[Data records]
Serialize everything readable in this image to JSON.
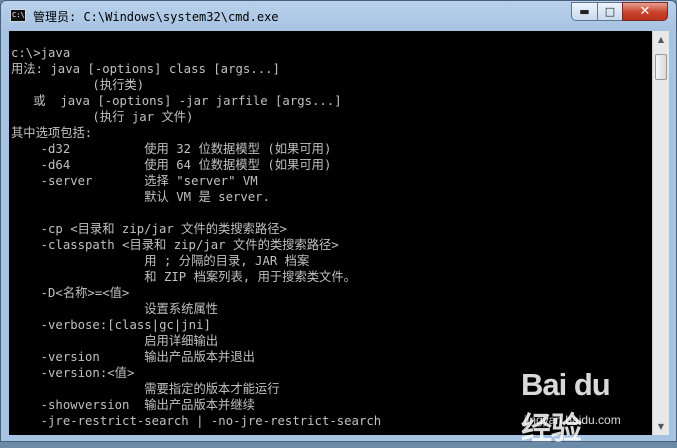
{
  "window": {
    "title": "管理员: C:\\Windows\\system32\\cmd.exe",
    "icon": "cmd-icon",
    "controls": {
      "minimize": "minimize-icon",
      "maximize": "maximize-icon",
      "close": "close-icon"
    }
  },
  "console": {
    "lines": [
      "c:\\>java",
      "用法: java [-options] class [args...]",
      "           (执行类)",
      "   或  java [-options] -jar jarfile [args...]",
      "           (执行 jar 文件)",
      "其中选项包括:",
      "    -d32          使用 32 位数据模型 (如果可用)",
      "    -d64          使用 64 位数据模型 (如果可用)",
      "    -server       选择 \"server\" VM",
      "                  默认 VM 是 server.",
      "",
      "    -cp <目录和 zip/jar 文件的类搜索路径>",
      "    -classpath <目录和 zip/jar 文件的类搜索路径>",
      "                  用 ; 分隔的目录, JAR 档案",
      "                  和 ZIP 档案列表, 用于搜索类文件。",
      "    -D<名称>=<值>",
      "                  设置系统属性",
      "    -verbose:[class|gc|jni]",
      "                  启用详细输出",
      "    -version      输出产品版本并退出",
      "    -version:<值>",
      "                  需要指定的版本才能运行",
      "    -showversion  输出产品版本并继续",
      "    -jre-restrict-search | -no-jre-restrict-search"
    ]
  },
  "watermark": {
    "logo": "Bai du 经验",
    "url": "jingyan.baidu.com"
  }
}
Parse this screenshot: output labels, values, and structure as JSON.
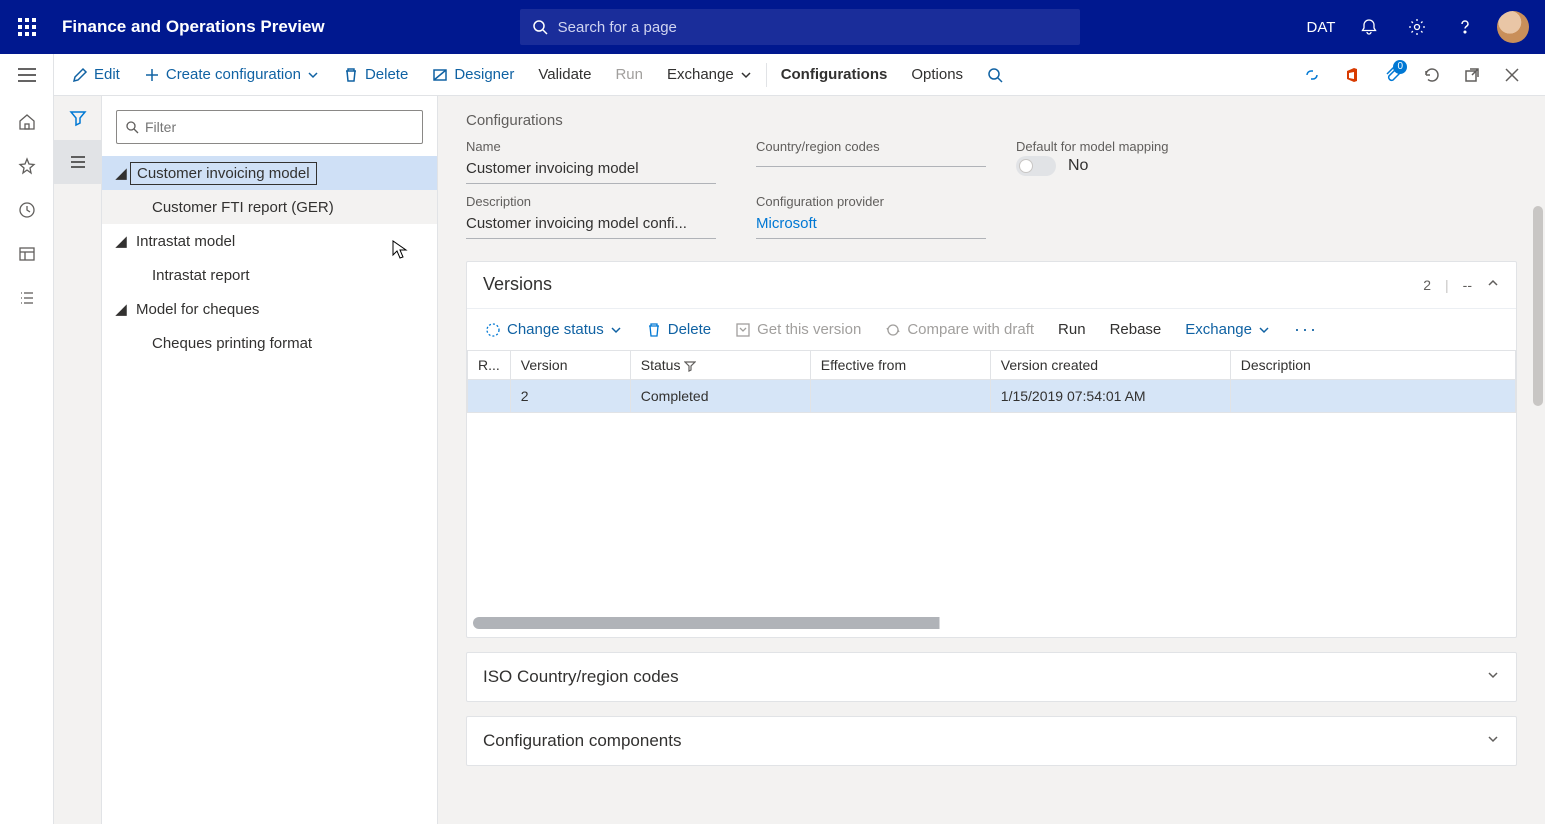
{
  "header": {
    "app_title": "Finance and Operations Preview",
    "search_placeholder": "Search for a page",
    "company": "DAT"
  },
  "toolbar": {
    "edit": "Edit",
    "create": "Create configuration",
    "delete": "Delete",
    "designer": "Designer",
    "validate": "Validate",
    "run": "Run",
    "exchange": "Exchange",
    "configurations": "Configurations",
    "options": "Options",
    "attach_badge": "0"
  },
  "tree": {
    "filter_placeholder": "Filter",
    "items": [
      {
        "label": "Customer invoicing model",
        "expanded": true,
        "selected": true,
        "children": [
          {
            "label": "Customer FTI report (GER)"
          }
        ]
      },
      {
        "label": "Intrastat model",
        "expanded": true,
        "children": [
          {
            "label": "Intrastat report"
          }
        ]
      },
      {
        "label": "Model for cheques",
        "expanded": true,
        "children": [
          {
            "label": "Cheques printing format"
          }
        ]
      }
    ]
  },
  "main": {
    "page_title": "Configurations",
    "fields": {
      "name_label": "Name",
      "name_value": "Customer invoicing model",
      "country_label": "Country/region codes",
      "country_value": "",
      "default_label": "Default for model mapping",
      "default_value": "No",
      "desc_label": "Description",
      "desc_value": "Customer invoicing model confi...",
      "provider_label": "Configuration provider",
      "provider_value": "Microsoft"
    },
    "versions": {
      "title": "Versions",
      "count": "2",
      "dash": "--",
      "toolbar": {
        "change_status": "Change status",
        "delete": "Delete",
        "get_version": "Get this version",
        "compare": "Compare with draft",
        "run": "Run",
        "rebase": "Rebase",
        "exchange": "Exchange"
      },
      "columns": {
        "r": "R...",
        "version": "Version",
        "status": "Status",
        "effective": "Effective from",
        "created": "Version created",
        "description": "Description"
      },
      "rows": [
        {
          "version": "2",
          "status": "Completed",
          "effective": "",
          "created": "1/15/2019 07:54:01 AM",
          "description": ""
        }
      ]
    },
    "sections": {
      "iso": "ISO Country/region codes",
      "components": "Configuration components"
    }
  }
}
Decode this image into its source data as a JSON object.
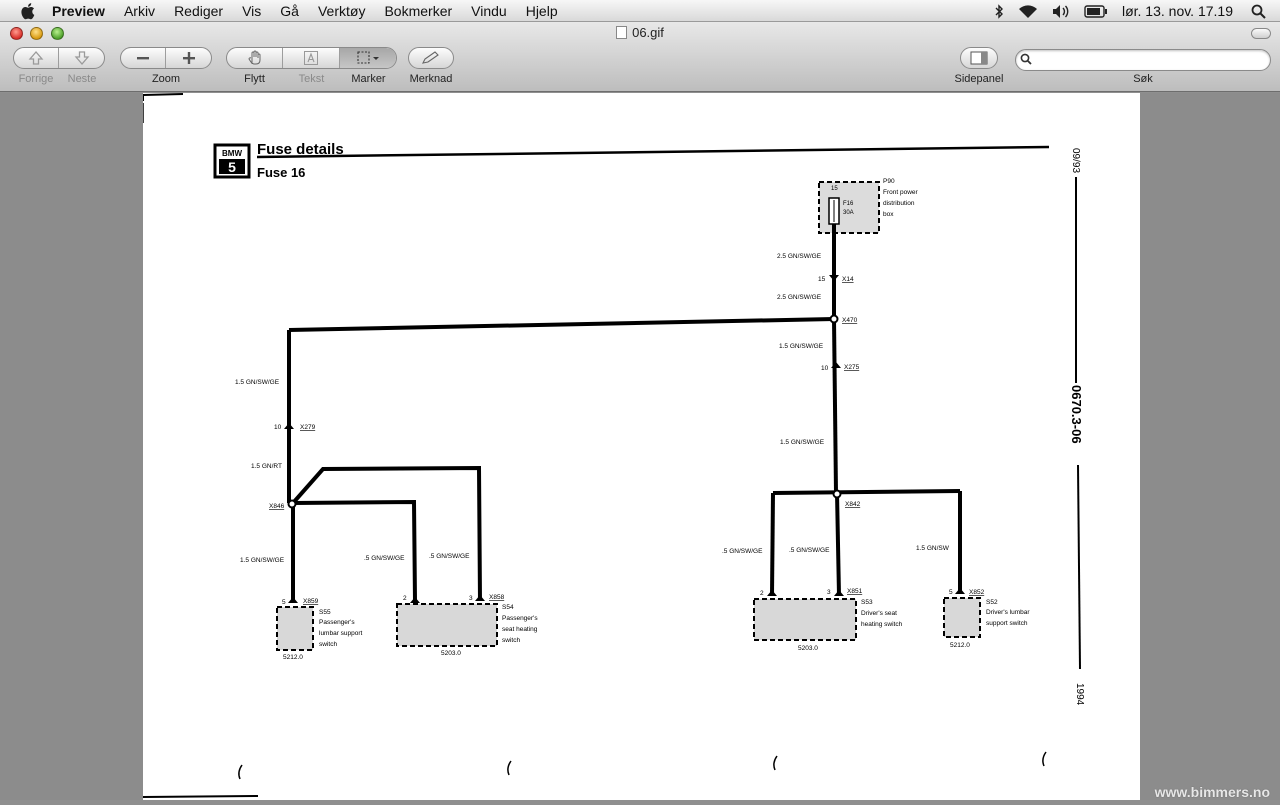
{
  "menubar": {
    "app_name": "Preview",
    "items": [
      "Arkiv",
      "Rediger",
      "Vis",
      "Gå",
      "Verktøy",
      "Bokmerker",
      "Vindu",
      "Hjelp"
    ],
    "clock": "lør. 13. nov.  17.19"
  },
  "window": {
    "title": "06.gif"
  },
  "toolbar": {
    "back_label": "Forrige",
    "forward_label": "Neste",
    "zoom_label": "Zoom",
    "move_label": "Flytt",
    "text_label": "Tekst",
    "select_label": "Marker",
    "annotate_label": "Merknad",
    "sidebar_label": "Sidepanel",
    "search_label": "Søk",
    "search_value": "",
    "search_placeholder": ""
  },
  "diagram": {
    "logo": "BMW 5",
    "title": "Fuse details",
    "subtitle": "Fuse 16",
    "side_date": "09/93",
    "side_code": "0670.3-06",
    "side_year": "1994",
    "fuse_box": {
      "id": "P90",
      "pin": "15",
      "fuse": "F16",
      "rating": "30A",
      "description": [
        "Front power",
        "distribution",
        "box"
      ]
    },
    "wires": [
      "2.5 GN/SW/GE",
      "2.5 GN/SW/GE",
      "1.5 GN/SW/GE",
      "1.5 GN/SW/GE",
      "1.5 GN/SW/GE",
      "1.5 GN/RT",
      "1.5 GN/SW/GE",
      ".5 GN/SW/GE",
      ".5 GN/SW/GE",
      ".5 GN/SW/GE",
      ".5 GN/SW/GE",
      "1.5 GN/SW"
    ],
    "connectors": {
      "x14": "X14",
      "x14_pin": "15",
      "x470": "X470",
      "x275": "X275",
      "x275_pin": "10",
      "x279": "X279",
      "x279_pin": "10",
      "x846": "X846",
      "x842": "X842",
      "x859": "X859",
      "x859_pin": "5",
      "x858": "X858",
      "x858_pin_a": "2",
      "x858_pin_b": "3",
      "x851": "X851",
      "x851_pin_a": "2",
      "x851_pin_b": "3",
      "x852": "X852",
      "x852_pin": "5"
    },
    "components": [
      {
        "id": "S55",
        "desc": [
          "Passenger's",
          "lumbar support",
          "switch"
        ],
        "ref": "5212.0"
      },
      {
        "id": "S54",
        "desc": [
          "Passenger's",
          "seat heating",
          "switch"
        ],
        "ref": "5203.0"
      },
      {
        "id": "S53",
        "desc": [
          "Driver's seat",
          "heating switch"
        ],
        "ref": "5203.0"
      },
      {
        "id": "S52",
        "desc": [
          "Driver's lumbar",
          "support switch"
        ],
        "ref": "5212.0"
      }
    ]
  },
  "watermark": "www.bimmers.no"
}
...
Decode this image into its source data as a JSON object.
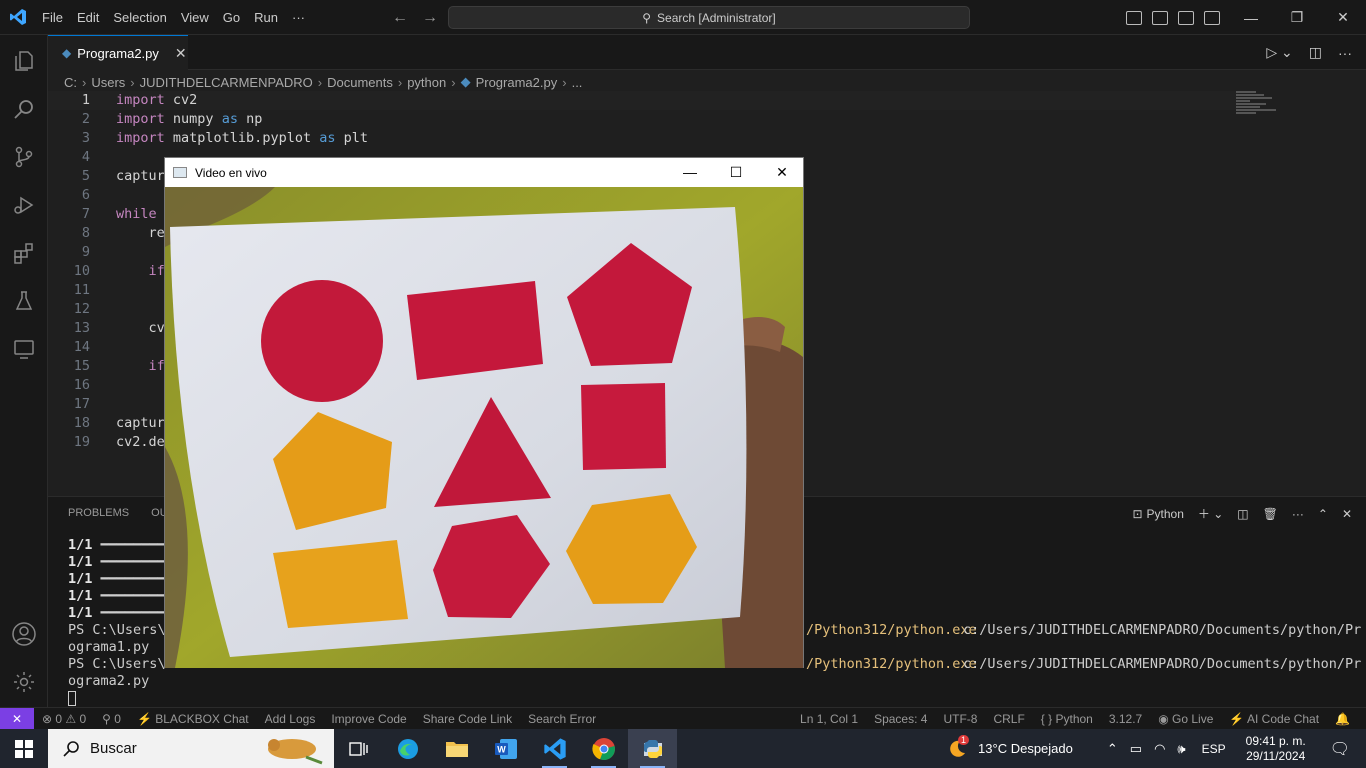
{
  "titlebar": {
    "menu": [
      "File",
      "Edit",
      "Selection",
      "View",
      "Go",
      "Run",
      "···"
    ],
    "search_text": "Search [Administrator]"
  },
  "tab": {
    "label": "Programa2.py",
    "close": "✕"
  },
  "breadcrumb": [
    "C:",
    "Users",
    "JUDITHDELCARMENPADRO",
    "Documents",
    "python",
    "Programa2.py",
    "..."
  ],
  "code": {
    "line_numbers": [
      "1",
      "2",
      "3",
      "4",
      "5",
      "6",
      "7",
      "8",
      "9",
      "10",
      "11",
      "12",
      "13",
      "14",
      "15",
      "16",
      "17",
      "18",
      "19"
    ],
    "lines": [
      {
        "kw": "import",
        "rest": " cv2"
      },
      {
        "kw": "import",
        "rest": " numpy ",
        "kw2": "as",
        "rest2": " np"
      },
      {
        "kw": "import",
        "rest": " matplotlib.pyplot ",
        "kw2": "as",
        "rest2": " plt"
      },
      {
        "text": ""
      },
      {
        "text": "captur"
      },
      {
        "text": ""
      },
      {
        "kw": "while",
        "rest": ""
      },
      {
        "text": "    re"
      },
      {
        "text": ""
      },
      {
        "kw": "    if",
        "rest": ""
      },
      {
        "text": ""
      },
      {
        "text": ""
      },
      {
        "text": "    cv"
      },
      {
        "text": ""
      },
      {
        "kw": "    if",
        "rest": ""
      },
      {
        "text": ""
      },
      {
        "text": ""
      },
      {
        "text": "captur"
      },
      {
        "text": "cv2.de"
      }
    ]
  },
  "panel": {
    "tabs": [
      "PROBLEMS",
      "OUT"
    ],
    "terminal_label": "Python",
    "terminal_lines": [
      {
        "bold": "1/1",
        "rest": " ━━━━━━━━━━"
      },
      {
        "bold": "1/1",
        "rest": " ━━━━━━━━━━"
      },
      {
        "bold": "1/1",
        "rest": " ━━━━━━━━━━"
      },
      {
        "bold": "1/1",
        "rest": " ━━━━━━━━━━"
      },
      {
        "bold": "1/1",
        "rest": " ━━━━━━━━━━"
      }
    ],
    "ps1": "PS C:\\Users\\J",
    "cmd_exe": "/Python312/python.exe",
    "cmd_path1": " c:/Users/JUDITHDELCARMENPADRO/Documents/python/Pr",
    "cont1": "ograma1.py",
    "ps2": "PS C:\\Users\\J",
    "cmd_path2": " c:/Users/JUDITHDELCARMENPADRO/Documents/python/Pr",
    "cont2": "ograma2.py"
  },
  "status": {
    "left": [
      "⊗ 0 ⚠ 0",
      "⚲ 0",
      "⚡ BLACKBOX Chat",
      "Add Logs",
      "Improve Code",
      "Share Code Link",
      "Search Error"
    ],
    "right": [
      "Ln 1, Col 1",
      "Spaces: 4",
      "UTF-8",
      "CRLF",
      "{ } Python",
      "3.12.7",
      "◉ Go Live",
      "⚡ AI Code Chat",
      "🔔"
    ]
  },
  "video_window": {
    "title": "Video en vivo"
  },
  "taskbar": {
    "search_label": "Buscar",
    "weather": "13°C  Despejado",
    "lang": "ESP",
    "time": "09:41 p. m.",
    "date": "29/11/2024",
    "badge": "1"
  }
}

## What needs to be done
From the entries, copy out each line containing the word "icon".

## Response
    "icon": "cmd-icon",
      "minimize": "minimize-icon",
      "maximize": "maximize-icon",
      "close": "close-icon"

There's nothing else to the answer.